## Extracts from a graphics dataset
* begin *

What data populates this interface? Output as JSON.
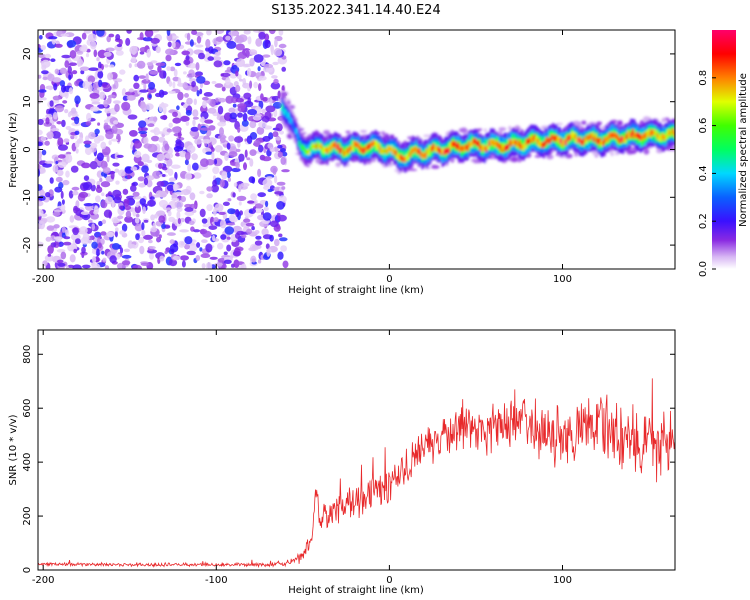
{
  "title": "S135.2022.341.14.40.E24",
  "chart_data": [
    {
      "type": "heatmap",
      "title": "S135.2022.341.14.40.E24",
      "xlabel": "Height of straight line (km)",
      "ylabel": "Frequency (Hz)",
      "xlim": [
        -203,
        165
      ],
      "ylim": [
        -25,
        25
      ],
      "xticks": [
        -200,
        -100,
        0,
        100
      ],
      "yticks": [
        -20,
        -10,
        0,
        10,
        20
      ],
      "colorbar": {
        "label": "Normalized spectral amplitude",
        "range": [
          0,
          1
        ],
        "ticks": [
          0.0,
          0.2,
          0.4,
          0.6,
          0.8
        ],
        "colormap": "rainbow (white-lilac, purple, blue, cyan, green, yellow, orange, red, magenta)"
      },
      "noise_region": {
        "x_range": [
          -203,
          -60
        ],
        "amplitude": "low (0.05-0.25)"
      },
      "ridge": {
        "x": [
          -62,
          -58,
          -55,
          -52,
          -48,
          -40,
          -30,
          -20,
          -10,
          0,
          5,
          10,
          20,
          30,
          40,
          50,
          60,
          70,
          80,
          90,
          100,
          110,
          120,
          130,
          140,
          150,
          165
        ],
        "frequency_hz": [
          9,
          7,
          4,
          1,
          0,
          0.5,
          0,
          0.3,
          0.5,
          0,
          -1.5,
          -1,
          -0.5,
          0,
          0.5,
          1,
          0.8,
          1,
          1.5,
          1.8,
          2,
          2.2,
          2,
          2.5,
          2.8,
          3,
          3
        ],
        "peak_amplitude": [
          0.5,
          0.4,
          0.35,
          0.5,
          0.7,
          0.8,
          0.9,
          0.85,
          0.9,
          0.8,
          0.85,
          0.9,
          0.85,
          0.9,
          0.95,
          0.9,
          0.95,
          0.9,
          0.95,
          0.9,
          0.95,
          0.9,
          0.95,
          0.9,
          0.95,
          0.9,
          0.85
        ]
      }
    },
    {
      "type": "line",
      "xlabel": "Height of straight line (km)",
      "ylabel": "SNR (10 * v/v)",
      "xlim": [
        -203,
        165
      ],
      "ylim": [
        0,
        890
      ],
      "xticks": [
        -200,
        -100,
        0,
        100
      ],
      "yticks": [
        0,
        200,
        400,
        600,
        800
      ],
      "color": "#e8292b",
      "series": [
        {
          "x": [
            -203,
            -150,
            -100,
            -70,
            -60,
            -50,
            -45,
            -42,
            -40,
            -38,
            -30,
            -20,
            -10,
            0,
            10,
            20,
            30,
            40,
            50,
            60,
            70,
            80,
            90,
            100,
            110,
            120,
            130,
            140,
            150,
            160,
            165
          ],
          "values": [
            22,
            20,
            20,
            20,
            25,
            50,
            120,
            300,
            160,
            200,
            220,
            250,
            290,
            320,
            380,
            460,
            500,
            520,
            540,
            520,
            560,
            550,
            510,
            500,
            520,
            560,
            500,
            480,
            470,
            480,
            450
          ],
          "noise_amplitude": [
            8,
            8,
            8,
            10,
            12,
            30,
            60,
            80,
            60,
            60,
            70,
            80,
            80,
            80,
            90,
            90,
            100,
            100,
            100,
            110,
            120,
            120,
            130,
            130,
            140,
            150,
            160,
            160,
            160,
            160,
            160
          ]
        }
      ]
    }
  ]
}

* end *

## To be done
All of the entries need to be transcribed word for word; pictures are left out.

## Output for this task
What data populates this interface? Output as JSON.
{
  "title": "S135.2022.341.14.40.E24",
  "chart_data": [
    {
      "type": "heatmap",
      "title": "S135.2022.341.14.40.E24",
      "xlabel": "Height of straight line (km)",
      "ylabel": "Frequency (Hz)",
      "xlim": [
        -203,
        165
      ],
      "ylim": [
        -25,
        25
      ],
      "xticks": [
        -200,
        -100,
        0,
        100
      ],
      "yticks": [
        -20,
        -10,
        0,
        10,
        20
      ],
      "colorbar": {
        "label": "Normalized spectral amplitude",
        "range": [
          0,
          1
        ],
        "ticks": [
          0.0,
          0.2,
          0.4,
          0.6,
          0.8
        ],
        "colormap": "rainbow (white-lilac, purple, blue, cyan, green, yellow, orange, red, magenta)"
      },
      "noise_region": {
        "x_range": [
          -203,
          -60
        ],
        "amplitude": "low (0.05-0.25)"
      },
      "ridge": {
        "x": [
          -62,
          -58,
          -55,
          -52,
          -48,
          -40,
          -30,
          -20,
          -10,
          0,
          5,
          10,
          20,
          30,
          40,
          50,
          60,
          70,
          80,
          90,
          100,
          110,
          120,
          130,
          140,
          150,
          165
        ],
        "frequency_hz": [
          9,
          7,
          4,
          1,
          0,
          0.5,
          0,
          0.3,
          0.5,
          0,
          -1.5,
          -1,
          -0.5,
          0,
          0.5,
          1,
          0.8,
          1,
          1.5,
          1.8,
          2,
          2.2,
          2,
          2.5,
          2.8,
          3,
          3
        ],
        "peak_amplitude": [
          0.5,
          0.4,
          0.35,
          0.5,
          0.7,
          0.8,
          0.9,
          0.85,
          0.9,
          0.8,
          0.85,
          0.9,
          0.85,
          0.9,
          0.95,
          0.9,
          0.95,
          0.9,
          0.95,
          0.9,
          0.95,
          0.9,
          0.95,
          0.9,
          0.95,
          0.9,
          0.85
        ]
      }
    },
    {
      "type": "line",
      "xlabel": "Height of straight line (km)",
      "ylabel": "SNR (10 * v/v)",
      "xlim": [
        -203,
        165
      ],
      "ylim": [
        0,
        890
      ],
      "xticks": [
        -200,
        -100,
        0,
        100
      ],
      "yticks": [
        0,
        200,
        400,
        600,
        800
      ],
      "color": "#e8292b",
      "series": [
        {
          "x": [
            -203,
            -150,
            -100,
            -70,
            -60,
            -50,
            -45,
            -42,
            -40,
            -38,
            -30,
            -20,
            -10,
            0,
            10,
            20,
            30,
            40,
            50,
            60,
            70,
            80,
            90,
            100,
            110,
            120,
            130,
            140,
            150,
            160,
            165
          ],
          "values": [
            22,
            20,
            20,
            20,
            25,
            50,
            120,
            300,
            160,
            200,
            220,
            250,
            290,
            320,
            380,
            460,
            500,
            520,
            540,
            520,
            560,
            550,
            510,
            500,
            520,
            560,
            500,
            480,
            470,
            480,
            450
          ],
          "noise_amplitude": [
            8,
            8,
            8,
            10,
            12,
            30,
            60,
            80,
            60,
            60,
            70,
            80,
            80,
            80,
            90,
            90,
            100,
            100,
            100,
            110,
            120,
            120,
            130,
            130,
            140,
            150,
            160,
            160,
            160,
            160,
            160
          ]
        }
      ]
    }
  ]
}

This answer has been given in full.